Show every line that has the string "fontconfig" in it.

[Data records]
>> START

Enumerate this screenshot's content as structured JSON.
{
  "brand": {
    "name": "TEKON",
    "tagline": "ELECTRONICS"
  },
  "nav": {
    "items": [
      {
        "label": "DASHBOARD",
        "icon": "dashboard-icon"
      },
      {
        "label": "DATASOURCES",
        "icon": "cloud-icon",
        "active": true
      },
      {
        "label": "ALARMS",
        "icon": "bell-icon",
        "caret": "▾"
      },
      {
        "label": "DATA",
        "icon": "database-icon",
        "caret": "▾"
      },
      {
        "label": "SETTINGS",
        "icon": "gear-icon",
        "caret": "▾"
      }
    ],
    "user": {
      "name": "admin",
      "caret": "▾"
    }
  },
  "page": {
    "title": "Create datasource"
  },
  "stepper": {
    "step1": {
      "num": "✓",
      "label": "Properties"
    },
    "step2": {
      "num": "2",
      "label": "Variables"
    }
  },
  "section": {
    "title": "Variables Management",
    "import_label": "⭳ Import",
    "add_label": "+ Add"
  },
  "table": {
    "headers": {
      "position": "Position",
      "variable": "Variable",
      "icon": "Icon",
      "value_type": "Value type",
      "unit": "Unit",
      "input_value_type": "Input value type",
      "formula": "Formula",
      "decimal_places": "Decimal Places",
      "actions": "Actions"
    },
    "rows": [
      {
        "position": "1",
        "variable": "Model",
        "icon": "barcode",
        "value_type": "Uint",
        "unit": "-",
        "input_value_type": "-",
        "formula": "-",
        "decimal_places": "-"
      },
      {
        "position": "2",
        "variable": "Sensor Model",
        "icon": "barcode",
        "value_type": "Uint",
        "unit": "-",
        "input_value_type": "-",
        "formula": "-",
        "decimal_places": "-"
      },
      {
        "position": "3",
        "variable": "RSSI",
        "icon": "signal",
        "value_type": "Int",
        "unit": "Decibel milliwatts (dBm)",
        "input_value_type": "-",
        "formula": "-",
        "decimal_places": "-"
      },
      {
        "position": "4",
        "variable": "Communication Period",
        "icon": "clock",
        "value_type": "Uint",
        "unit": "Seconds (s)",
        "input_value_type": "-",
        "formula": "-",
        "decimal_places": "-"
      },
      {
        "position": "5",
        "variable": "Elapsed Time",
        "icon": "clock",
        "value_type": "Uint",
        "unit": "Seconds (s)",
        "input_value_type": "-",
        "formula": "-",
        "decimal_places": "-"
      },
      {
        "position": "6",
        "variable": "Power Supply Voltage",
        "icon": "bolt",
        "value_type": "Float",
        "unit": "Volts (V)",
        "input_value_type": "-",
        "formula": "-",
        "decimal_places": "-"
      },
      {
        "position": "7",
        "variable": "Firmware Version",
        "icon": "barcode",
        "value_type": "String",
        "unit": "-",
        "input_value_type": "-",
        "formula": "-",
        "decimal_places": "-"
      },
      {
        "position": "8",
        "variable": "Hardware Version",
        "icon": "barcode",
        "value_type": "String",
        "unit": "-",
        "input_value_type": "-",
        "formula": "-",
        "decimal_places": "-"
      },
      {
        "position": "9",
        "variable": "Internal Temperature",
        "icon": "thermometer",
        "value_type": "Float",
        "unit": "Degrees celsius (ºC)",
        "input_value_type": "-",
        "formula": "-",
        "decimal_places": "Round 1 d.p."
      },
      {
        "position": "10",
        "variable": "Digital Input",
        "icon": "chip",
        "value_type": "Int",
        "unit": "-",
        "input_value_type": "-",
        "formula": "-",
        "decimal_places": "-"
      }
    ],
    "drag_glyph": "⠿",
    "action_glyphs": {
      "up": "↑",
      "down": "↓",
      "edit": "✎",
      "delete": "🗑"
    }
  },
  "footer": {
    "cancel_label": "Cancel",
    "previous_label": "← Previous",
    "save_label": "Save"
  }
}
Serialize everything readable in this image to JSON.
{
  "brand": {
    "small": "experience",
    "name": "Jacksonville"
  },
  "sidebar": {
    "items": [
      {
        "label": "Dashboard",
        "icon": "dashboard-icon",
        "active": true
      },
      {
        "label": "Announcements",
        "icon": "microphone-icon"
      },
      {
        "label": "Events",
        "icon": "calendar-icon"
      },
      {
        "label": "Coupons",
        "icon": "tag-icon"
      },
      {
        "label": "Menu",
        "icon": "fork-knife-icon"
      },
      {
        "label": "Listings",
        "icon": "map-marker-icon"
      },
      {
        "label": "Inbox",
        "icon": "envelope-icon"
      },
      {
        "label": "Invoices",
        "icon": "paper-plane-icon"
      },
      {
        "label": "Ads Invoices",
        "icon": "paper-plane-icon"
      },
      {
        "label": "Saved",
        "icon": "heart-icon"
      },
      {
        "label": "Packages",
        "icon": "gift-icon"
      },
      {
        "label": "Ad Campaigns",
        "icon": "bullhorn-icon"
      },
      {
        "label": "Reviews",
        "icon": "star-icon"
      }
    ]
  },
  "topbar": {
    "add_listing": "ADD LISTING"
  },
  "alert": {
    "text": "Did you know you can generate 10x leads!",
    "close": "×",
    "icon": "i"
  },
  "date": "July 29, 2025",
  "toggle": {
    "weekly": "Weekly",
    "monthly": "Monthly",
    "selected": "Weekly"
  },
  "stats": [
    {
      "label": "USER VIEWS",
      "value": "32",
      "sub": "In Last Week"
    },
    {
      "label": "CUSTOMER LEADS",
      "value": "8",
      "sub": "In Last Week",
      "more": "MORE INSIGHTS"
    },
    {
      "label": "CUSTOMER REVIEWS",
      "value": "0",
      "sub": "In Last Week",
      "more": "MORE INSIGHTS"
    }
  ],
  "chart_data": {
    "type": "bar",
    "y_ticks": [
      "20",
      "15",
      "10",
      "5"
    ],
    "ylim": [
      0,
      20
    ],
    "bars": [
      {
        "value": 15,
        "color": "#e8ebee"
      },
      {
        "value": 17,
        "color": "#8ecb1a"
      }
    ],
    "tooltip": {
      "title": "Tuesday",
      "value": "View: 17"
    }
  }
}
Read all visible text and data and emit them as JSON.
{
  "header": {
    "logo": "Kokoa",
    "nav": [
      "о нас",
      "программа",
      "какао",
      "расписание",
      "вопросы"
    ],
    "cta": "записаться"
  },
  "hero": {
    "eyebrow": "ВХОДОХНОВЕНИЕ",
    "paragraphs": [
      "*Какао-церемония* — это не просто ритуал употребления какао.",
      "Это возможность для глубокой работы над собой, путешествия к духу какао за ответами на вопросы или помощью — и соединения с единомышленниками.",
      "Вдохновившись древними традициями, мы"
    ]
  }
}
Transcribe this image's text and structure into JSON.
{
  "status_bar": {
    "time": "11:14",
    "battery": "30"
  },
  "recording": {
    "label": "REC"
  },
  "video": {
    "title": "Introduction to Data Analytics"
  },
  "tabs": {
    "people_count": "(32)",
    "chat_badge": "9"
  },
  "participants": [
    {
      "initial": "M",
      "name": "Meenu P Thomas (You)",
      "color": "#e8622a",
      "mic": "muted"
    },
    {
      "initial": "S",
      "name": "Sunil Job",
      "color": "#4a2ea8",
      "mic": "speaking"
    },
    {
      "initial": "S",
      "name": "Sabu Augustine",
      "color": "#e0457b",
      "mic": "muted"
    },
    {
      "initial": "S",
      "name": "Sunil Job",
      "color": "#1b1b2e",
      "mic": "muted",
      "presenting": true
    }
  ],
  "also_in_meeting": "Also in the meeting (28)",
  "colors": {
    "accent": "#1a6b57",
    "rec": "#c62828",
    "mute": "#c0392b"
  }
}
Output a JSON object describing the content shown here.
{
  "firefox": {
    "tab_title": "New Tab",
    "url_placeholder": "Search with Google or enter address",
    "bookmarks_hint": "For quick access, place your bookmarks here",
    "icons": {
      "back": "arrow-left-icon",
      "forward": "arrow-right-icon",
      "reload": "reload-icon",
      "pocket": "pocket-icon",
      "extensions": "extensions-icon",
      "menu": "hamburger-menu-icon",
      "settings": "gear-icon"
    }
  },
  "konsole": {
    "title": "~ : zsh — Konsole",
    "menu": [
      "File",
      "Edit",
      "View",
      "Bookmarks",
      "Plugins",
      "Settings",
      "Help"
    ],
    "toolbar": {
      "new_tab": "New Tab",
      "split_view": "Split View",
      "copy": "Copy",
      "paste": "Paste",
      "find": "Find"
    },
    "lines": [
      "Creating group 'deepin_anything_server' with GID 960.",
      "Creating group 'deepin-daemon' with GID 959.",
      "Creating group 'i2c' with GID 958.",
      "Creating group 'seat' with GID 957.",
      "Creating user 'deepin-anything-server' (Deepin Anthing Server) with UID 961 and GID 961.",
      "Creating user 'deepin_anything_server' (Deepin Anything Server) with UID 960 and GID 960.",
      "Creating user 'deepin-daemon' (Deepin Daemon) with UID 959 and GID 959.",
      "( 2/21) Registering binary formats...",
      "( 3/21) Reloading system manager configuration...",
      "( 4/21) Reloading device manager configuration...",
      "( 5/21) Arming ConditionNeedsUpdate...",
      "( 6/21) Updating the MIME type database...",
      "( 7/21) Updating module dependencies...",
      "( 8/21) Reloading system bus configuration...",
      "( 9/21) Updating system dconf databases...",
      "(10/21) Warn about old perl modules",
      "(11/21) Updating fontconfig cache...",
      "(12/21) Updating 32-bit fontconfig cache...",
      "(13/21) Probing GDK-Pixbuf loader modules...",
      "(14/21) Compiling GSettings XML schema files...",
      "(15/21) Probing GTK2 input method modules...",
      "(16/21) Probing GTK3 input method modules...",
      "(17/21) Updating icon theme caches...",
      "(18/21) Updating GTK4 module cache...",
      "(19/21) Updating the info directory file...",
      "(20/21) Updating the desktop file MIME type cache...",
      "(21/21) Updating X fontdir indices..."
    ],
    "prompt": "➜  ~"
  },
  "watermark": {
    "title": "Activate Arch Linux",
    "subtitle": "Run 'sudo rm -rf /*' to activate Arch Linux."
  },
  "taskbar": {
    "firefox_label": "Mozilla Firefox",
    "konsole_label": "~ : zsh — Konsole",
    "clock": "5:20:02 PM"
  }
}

>> END

### FINAL RESULT
      "(11/21) Updating fontconfig cache...",
      "(12/21) Updating 32-bit fontconfig cache...",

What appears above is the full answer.